** Begin **

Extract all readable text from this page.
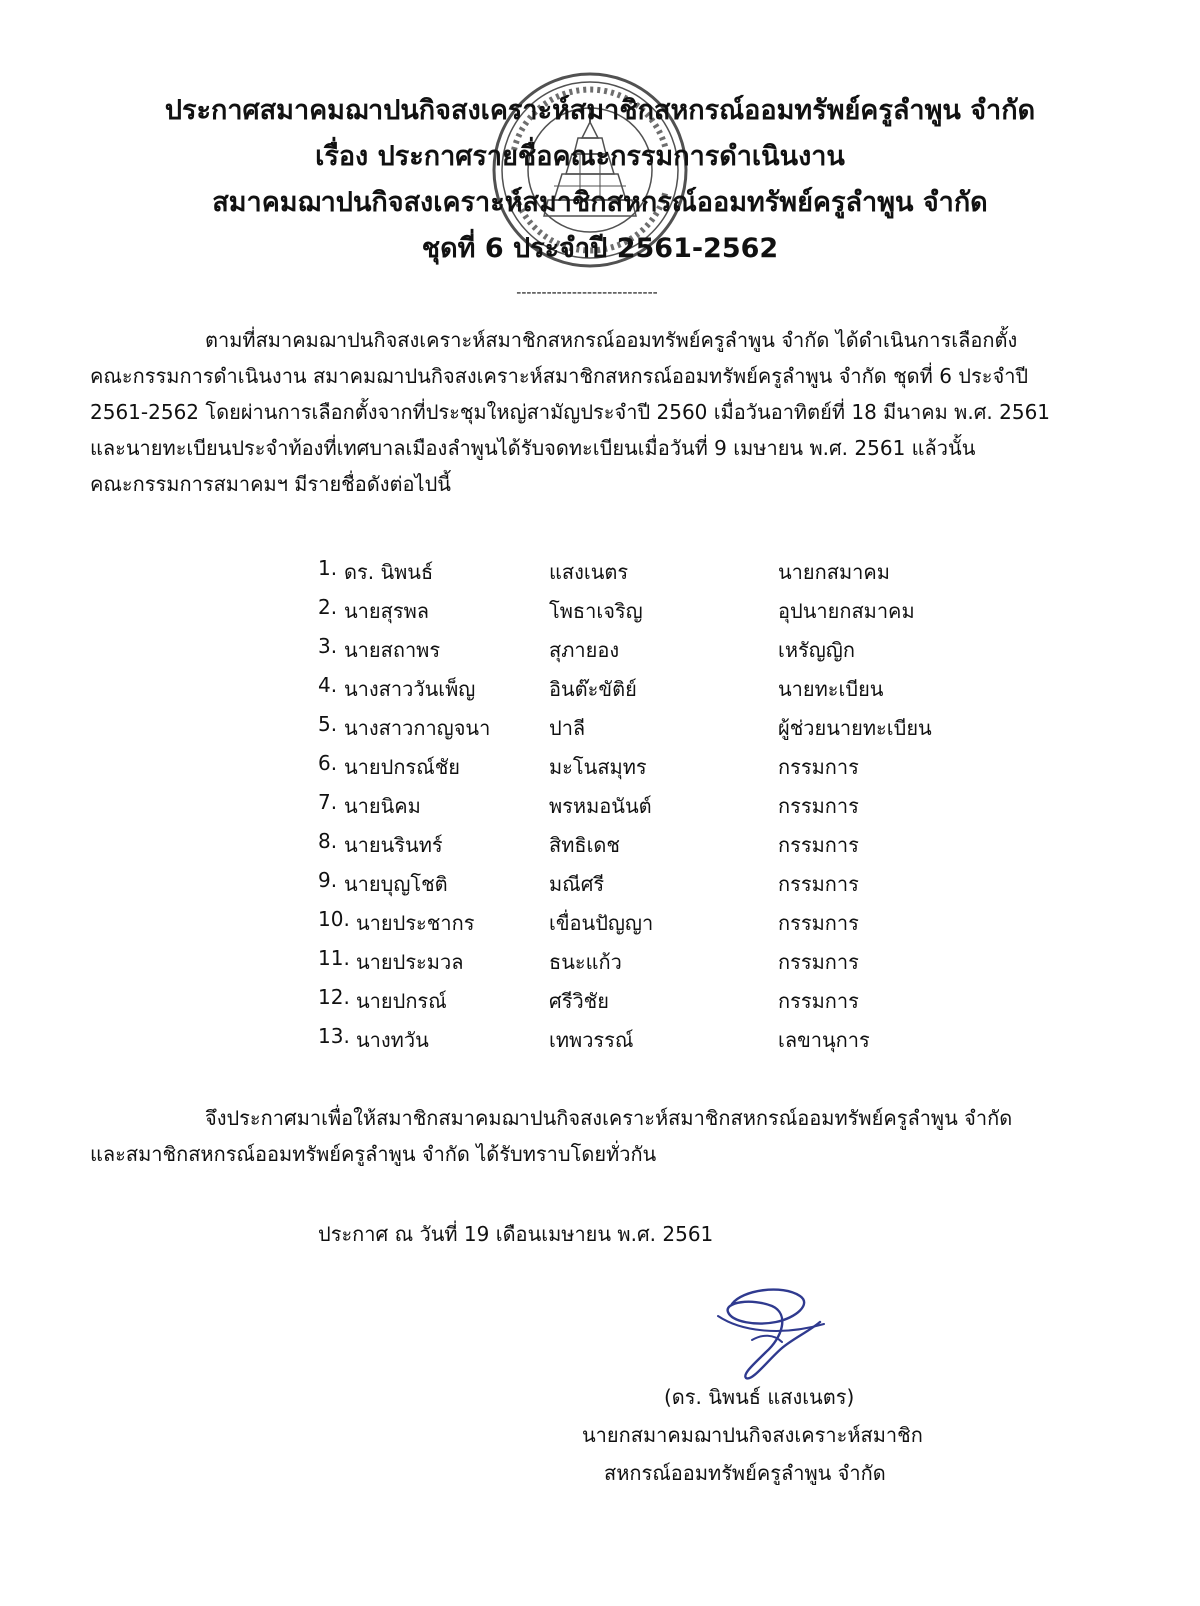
ประกาศสมาคมฌาปนกิจสงเคราะห์สมาชิกสหกรณ์ออมทรัพย์ครูลำพูน จำกัด
เรื่อง ประกาศรายชื่อคณะกรรมการดำเนินงาน
สมาคมฌาปนกิจสงเคราะห์สมาชิกสหกรณ์ออมทรัพย์ครูลำพูน จำกัด
ชุดที่ 6 ประจำปี 2561-2562
----------------------------
ตามที่สมาคมฌาปนกิจสงเคราะห์สมาชิกสหกรณ์ออมทรัพย์ครูลำพูน จำกัด ได้ดำเนินการเลือกตั้ง
คณะกรรมการดำเนินงาน สมาคมฌาปนกิจสงเคราะห์สมาชิกสหกรณ์ออมทรัพย์ครูลำพูน จำกัด ชุดที่ 6 ประจำปี
2561-2562 โดยผ่านการเลือกตั้งจากที่ประชุมใหญ่สามัญประจำปี 2560 เมื่อวันอาทิตย์ที่ 18 มีนาคม พ.ศ. 2561
และนายทะเบียนประจำท้องที่เทศบาลเมืองลำพูนได้รับจดทะเบียนเมื่อวันที่ 9 เมษายน พ.ศ. 2561 แล้วนั้น
คณะกรรมการสมาคมฯ มีรายชื่อดังต่อไปนี้
1. ดร. นิพนธ์	แสงเนตร	นายกสมาคม
2. นายสุรพล	โพธาเจริญ	อุปนายกสมาคม
3. นายสถาพร	สุภายอง	เหรัญญิก
4. นางสาววันเพ็ญ	อินต๊ะขัติย์	นายทะเบียน
5. นางสาวกาญจนา	ปาลี	ผู้ช่วยนายทะเบียน
6. นายปกรณ์ชัย	มะโนสมุทร	กรรมการ
7. นายนิคม	พรหมอนันต์	กรรมการ
8. นายนรินทร์	สิทธิเดช	กรรมการ
9. นายบุญโชติ	มณีศรี	กรรมการ
10. นายประชากร	เขื่อนปัญญา	กรรมการ
11. นายประมวล	ธนะแก้ว	กรรมการ
12. นายปกรณ์	ศรีวิชัย	กรรมการ
13. นางทวัน	เทพวรรณ์	เลขานุการ
จึงประกาศมาเพื่อให้สมาชิกสมาคมฌาปนกิจสงเคราะห์สมาชิกสหกรณ์ออมทรัพย์ครูลำพูน จำกัด
และสมาชิกสหกรณ์ออมทรัพย์ครูลำพูน จำกัด ได้รับทราบโดยทั่วกัน
ประกาศ ณ วันที่ 19 เดือนเมษายน พ.ศ. 2561
(ดร. นิพนธ์ แสงเนตร)
นายกสมาคมฌาปนกิจสงเคราะห์สมาชิก
สหกรณ์ออมทรัพย์ครูลำพูน จำกัด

** End **

*TASK OBJECTIVE*
Look through the listing above. Pick out each line with "จสงเคราะห" and copy it.

*ANSWER TO THE PROBLEM*
ประกาศสมาคมฌาปนกิจสงเคราะห์สมาชิกสหกรณ์ออมทรัพย์ครูลำพูน จำกัด
สมาคมฌาปนกิจสงเคราะห์สมาชิกสหกรณ์ออมทรัพย์ครูลำพูน จำกัด
ตามที่สมาคมฌาปนกิจสงเคราะห์สมาชิกสหกรณ์ออมทรัพย์ครูลำพูน จำกัด ได้ดำเนินการเลือกตั้ง
คณะกรรมการดำเนินงาน สมาคมฌาปนกิจสงเคราะห์สมาชิกสหกรณ์ออมทรัพย์ครูลำพูน จำกัด ชุดที่ 6 ประจำปี
จึงประกาศมาเพื่อให้สมาชิกสมาคมฌาปนกิจสงเคราะห์สมาชิกสหกรณ์ออมทรัพย์ครูลำพูน จำกัด
นายกสมาคมฌาปนกิจสงเคราะห์สมาชิก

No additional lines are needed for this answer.